> Exercise objective: Make an exact copy of all the data.

● ● ● ● ● ● ●

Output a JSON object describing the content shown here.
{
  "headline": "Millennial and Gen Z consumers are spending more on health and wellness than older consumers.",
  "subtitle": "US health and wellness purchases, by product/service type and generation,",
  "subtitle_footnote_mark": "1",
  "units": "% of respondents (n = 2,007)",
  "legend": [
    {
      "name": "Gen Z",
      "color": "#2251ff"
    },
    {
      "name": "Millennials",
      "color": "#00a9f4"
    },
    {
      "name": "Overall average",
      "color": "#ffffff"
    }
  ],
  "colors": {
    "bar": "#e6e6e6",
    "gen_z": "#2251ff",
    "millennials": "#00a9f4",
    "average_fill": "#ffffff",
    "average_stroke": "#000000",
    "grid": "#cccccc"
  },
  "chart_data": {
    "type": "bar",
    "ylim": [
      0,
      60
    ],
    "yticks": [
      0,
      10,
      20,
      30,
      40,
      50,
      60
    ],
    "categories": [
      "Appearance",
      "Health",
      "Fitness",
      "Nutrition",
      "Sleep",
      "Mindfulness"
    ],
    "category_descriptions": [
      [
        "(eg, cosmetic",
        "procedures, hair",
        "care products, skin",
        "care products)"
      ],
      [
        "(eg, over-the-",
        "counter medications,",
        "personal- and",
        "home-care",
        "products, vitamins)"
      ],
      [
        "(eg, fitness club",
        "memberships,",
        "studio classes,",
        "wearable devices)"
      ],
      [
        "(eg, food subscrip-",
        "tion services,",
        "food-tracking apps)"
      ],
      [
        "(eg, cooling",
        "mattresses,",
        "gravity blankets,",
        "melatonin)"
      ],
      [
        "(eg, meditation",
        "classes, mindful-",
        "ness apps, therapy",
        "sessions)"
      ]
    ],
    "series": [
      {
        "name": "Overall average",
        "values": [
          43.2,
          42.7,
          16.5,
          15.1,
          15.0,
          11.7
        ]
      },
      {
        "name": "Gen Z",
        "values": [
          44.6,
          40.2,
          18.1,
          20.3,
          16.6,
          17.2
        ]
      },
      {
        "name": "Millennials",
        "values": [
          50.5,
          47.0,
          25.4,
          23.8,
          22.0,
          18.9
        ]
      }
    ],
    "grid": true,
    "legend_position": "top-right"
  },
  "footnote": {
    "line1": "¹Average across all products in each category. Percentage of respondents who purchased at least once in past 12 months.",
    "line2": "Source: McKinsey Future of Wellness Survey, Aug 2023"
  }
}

● ● ● ● ● ● ●

> Response to the exercise:
Output a JSON object describing the content shown here.
{
  "headline": "Millennial and Gen Z consumers are spending more on health and wellness than older consumers.",
  "subtitle": "US health and wellness purchases, by product/service type and generation,",
  "subtitle_footnote_mark": "1",
  "units": "% of respondents (n = 2,007)",
  "legend": [
    {
      "name": "Gen Z",
      "color": "#2251ff"
    },
    {
      "name": "Millennials",
      "color": "#00a9f4"
    },
    {
      "name": "Overall average",
      "color": "#ffffff"
    }
  ],
  "colors": {
    "bar": "#e6e6e6",
    "gen_z": "#2251ff",
    "millennials": "#00a9f4",
    "average_fill": "#ffffff",
    "average_stroke": "#000000",
    "grid": "#cccccc"
  },
  "chart_data": {
    "type": "bar",
    "ylim": [
      0,
      60
    ],
    "yticks": [
      0,
      10,
      20,
      30,
      40,
      50,
      60
    ],
    "categories": [
      "Appearance",
      "Health",
      "Fitness",
      "Nutrition",
      "Sleep",
      "Mindfulness"
    ],
    "category_descriptions": [
      [
        "(eg, cosmetic",
        "procedures, hair",
        "care products, skin",
        "care products)"
      ],
      [
        "(eg, over-the-",
        "counter medications,",
        "personal- and",
        "home-care",
        "products, vitamins)"
      ],
      [
        "(eg, fitness club",
        "memberships,",
        "studio classes,",
        "wearable devices)"
      ],
      [
        "(eg, food subscrip-",
        "tion services,",
        "food-tracking apps)"
      ],
      [
        "(eg, cooling",
        "mattresses,",
        "gravity blankets,",
        "melatonin)"
      ],
      [
        "(eg, meditation",
        "classes, mindful-",
        "ness apps, therapy",
        "sessions)"
      ]
    ],
    "series": [
      {
        "name": "Overall average",
        "values": [
          43.2,
          42.7,
          16.5,
          15.1,
          15.0,
          11.7
        ]
      },
      {
        "name": "Gen Z",
        "values": [
          44.6,
          40.2,
          18.1,
          20.3,
          16.6,
          17.2
        ]
      },
      {
        "name": "Millennials",
        "values": [
          50.5,
          47.0,
          25.4,
          23.8,
          22.0,
          18.9
        ]
      }
    ],
    "grid": true,
    "legend_position": "top-right"
  },
  "footnote": {
    "line1": "¹Average across all products in each category. Percentage of respondents who purchased at least once in past 12 months.",
    "line2": "Source: McKinsey Future of Wellness Survey, Aug 2023"
  }
}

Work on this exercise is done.